## What you will do
How many lines of these entries hold the string "snapshot"? Reply with the number alone.

Data records:
>>>>>
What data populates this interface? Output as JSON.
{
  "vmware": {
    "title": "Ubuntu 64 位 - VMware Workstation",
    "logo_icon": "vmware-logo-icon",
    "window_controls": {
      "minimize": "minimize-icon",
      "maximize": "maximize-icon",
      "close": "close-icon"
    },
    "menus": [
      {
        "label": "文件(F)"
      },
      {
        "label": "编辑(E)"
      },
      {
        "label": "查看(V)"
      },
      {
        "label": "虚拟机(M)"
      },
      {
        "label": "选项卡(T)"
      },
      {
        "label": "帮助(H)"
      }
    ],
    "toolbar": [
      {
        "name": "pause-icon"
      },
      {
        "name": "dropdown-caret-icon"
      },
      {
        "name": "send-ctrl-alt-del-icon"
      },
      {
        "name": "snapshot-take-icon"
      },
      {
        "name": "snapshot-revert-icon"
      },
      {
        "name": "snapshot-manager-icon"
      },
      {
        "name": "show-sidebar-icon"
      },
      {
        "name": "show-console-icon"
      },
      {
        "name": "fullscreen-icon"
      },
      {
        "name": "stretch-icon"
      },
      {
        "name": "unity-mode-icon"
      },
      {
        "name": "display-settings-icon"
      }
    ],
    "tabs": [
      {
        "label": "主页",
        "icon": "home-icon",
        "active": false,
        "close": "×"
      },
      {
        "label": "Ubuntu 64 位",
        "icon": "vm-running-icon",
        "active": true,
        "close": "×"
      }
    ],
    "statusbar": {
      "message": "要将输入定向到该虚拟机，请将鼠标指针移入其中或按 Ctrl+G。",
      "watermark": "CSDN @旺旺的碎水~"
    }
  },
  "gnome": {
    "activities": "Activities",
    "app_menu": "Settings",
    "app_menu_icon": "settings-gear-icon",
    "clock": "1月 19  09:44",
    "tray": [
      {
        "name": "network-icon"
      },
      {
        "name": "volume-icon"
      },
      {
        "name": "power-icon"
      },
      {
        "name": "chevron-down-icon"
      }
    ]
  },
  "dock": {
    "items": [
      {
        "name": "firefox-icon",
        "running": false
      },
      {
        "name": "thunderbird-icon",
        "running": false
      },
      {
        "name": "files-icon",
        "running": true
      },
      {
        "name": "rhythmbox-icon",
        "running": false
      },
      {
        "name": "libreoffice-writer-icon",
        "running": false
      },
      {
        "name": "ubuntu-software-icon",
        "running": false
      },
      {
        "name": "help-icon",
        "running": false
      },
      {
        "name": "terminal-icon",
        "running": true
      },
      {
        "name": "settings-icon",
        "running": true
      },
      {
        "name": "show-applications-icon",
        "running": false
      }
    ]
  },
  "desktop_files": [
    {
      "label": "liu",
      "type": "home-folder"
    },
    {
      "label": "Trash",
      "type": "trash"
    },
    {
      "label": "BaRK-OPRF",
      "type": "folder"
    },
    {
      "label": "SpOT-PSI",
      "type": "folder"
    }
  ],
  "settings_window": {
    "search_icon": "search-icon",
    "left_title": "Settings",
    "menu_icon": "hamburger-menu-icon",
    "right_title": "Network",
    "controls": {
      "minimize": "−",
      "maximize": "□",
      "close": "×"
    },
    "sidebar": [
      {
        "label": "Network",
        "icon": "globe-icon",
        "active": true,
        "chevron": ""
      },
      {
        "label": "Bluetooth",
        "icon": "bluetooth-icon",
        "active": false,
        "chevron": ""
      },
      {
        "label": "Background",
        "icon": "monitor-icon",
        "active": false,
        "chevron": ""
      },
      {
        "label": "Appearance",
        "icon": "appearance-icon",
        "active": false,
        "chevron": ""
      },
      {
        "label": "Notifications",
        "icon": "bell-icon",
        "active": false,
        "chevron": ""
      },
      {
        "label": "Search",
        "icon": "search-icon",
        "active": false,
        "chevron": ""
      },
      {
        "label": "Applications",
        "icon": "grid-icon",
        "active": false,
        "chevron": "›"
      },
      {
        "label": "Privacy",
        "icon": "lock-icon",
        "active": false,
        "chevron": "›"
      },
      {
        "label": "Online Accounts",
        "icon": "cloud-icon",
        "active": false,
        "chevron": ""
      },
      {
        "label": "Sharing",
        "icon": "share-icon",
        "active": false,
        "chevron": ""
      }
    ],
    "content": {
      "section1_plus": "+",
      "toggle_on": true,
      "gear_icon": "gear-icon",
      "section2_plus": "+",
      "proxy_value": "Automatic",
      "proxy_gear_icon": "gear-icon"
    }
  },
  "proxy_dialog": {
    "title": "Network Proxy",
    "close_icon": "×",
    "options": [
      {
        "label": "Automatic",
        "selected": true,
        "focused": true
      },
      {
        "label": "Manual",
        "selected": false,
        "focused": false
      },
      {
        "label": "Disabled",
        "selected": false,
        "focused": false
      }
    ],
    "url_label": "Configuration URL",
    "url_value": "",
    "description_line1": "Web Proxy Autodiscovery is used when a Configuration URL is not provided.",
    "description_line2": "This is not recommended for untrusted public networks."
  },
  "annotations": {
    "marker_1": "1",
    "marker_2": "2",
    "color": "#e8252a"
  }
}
<<<<<
>>>>>
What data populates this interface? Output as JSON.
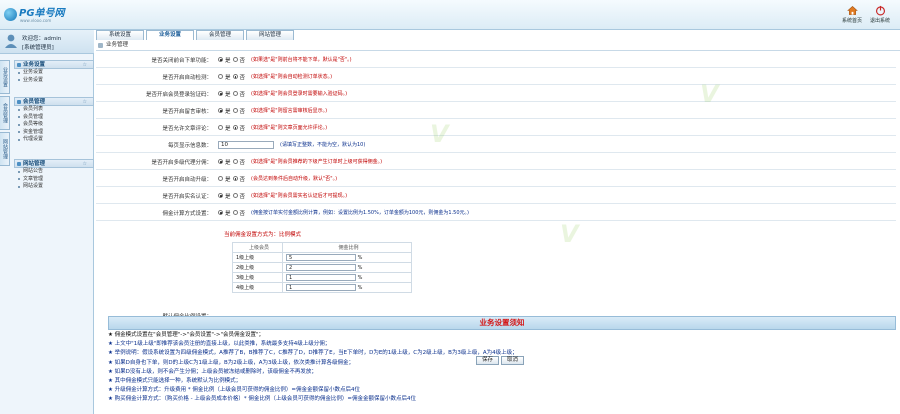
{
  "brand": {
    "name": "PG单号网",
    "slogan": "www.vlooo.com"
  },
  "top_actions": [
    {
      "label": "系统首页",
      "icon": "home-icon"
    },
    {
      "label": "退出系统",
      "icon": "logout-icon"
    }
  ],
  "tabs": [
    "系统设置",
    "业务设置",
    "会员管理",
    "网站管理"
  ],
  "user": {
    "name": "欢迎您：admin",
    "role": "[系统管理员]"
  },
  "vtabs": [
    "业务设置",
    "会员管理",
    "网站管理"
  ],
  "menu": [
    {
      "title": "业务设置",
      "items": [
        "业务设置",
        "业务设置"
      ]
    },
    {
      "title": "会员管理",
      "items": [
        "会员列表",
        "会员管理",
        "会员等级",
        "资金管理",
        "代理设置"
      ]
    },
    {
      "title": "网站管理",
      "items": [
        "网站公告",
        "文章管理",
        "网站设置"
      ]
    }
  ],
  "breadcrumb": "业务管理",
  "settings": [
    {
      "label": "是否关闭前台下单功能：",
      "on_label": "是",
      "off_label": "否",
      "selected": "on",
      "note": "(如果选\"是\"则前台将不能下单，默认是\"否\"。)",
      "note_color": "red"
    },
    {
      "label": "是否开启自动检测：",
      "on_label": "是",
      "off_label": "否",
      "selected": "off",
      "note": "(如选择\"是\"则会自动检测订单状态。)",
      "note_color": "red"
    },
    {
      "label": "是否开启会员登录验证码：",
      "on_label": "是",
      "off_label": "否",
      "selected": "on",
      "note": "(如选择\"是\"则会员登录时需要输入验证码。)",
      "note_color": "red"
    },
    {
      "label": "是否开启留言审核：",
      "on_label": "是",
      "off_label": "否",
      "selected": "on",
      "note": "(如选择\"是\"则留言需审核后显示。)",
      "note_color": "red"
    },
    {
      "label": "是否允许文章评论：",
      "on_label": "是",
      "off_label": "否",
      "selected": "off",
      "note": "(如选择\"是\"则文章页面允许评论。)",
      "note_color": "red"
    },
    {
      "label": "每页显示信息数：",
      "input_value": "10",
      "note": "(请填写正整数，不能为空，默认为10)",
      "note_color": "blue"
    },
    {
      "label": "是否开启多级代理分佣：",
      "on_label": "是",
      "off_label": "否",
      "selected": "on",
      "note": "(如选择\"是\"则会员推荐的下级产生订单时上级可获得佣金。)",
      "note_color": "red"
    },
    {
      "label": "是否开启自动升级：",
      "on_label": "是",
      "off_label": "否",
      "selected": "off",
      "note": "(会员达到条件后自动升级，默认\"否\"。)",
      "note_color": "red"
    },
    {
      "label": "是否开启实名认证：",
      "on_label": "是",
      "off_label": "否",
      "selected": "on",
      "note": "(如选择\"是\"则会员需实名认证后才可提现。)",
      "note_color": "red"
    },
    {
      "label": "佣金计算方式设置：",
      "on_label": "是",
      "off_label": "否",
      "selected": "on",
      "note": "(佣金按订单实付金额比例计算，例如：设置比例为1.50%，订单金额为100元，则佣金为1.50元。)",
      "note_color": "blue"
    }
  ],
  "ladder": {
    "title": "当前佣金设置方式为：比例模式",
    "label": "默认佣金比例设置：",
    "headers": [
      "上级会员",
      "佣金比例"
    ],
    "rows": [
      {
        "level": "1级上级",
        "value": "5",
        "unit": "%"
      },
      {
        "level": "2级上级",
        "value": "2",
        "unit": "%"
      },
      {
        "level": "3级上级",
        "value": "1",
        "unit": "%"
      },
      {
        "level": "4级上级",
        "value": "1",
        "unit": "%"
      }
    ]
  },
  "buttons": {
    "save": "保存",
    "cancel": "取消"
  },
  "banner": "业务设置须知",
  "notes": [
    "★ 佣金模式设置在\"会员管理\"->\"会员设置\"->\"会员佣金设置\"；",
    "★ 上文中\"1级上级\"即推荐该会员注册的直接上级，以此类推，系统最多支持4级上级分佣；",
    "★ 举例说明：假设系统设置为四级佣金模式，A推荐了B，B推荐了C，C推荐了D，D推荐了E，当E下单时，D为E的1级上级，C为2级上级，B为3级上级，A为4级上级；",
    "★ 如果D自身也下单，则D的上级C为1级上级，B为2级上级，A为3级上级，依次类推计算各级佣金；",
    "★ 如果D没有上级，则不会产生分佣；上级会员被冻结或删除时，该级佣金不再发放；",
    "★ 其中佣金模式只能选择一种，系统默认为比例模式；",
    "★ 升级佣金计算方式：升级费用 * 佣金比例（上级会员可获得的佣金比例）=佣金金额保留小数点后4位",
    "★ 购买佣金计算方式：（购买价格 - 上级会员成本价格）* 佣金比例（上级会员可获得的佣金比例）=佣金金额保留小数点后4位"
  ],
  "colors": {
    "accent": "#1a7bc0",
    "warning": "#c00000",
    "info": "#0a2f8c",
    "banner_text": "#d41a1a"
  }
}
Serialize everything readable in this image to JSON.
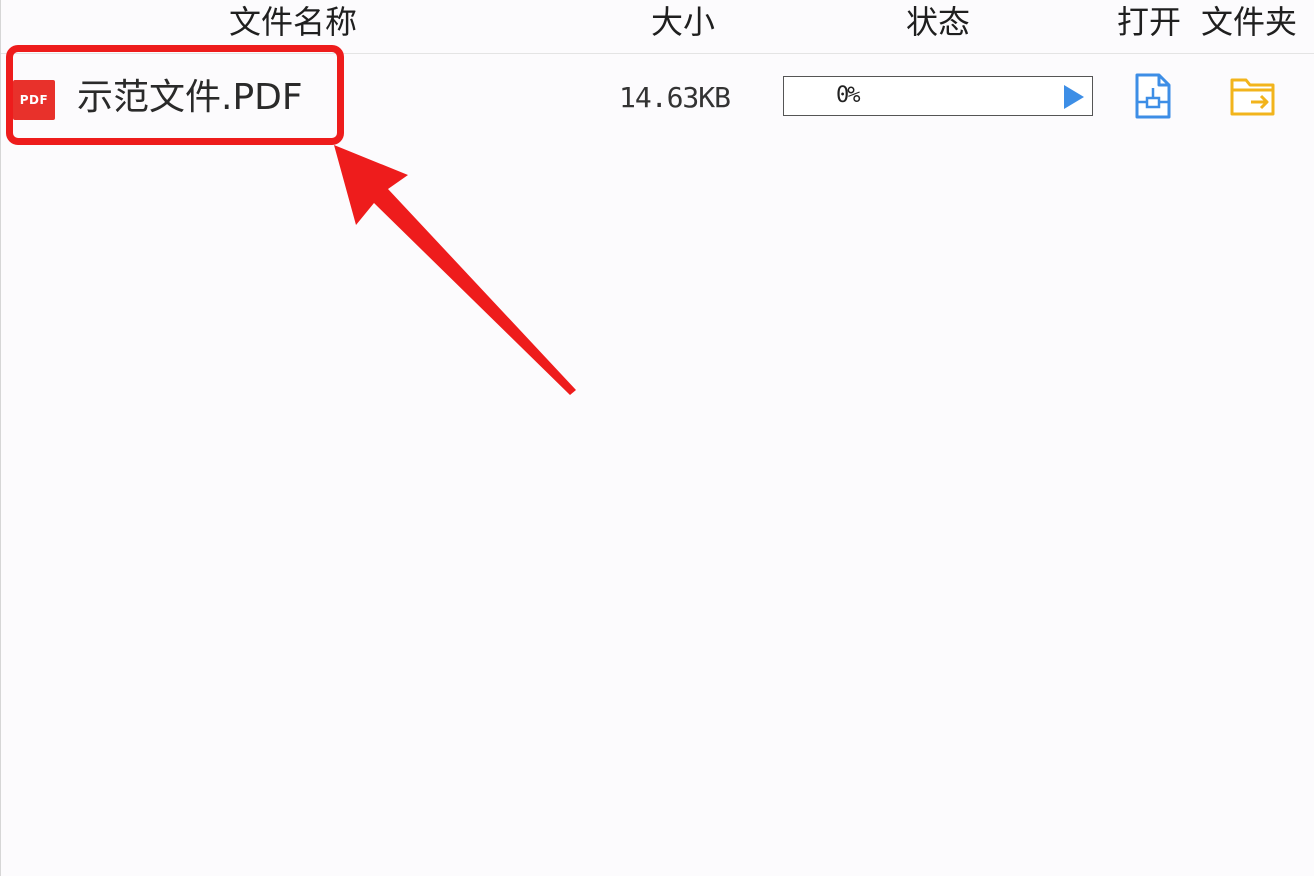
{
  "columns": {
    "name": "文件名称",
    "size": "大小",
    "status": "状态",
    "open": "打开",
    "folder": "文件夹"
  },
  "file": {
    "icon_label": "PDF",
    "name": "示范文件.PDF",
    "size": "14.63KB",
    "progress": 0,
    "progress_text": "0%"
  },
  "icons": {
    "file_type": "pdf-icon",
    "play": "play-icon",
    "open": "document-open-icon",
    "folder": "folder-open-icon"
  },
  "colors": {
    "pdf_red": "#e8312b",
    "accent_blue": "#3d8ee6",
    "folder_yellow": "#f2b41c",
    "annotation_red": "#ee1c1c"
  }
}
<<<<<
## Response below
3